■ **Given problem**:
Count every line in the entries that contains "这段文字中的". Report that count alone.

■ **Provided information**:
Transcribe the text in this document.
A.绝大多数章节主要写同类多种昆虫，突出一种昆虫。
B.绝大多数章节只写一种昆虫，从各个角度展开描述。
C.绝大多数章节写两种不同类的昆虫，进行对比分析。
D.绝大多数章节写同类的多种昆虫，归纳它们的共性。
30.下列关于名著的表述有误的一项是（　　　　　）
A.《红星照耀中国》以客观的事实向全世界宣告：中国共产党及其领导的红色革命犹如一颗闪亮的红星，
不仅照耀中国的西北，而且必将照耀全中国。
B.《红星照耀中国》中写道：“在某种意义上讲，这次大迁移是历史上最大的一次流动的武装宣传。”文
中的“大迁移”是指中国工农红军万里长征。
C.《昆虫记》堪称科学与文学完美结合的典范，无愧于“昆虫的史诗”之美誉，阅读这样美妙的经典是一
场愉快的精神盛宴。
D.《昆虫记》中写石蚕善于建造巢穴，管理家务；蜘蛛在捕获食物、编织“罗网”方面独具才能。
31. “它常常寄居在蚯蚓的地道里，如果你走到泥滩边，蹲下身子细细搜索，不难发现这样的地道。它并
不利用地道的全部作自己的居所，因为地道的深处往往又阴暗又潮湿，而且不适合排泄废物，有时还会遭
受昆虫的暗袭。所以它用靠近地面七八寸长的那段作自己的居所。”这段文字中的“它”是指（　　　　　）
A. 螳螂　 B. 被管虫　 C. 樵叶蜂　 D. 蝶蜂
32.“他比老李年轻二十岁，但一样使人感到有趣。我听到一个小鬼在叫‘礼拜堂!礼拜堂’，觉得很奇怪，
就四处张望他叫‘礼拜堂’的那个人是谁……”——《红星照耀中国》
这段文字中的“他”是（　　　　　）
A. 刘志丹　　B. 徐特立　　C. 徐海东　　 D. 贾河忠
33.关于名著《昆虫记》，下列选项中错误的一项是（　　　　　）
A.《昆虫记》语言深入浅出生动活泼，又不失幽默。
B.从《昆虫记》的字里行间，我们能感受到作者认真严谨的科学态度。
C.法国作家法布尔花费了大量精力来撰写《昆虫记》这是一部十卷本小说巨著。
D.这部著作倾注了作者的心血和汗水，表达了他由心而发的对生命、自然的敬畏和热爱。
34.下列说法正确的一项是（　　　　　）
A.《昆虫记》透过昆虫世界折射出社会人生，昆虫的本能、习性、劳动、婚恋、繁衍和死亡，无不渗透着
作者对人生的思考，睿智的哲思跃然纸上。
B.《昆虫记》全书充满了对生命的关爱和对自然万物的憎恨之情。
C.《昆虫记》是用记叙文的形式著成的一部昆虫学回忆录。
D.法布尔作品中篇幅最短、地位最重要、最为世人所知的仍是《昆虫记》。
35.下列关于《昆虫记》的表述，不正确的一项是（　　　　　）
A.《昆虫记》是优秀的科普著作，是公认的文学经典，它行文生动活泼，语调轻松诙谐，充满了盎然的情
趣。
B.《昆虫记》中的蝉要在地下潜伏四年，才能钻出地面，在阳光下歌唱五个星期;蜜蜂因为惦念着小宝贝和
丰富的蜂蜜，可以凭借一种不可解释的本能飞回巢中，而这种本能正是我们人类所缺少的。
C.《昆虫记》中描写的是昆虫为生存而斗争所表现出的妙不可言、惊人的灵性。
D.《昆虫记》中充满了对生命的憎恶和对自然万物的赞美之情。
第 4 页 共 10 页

■ **Result for this exercise**:
2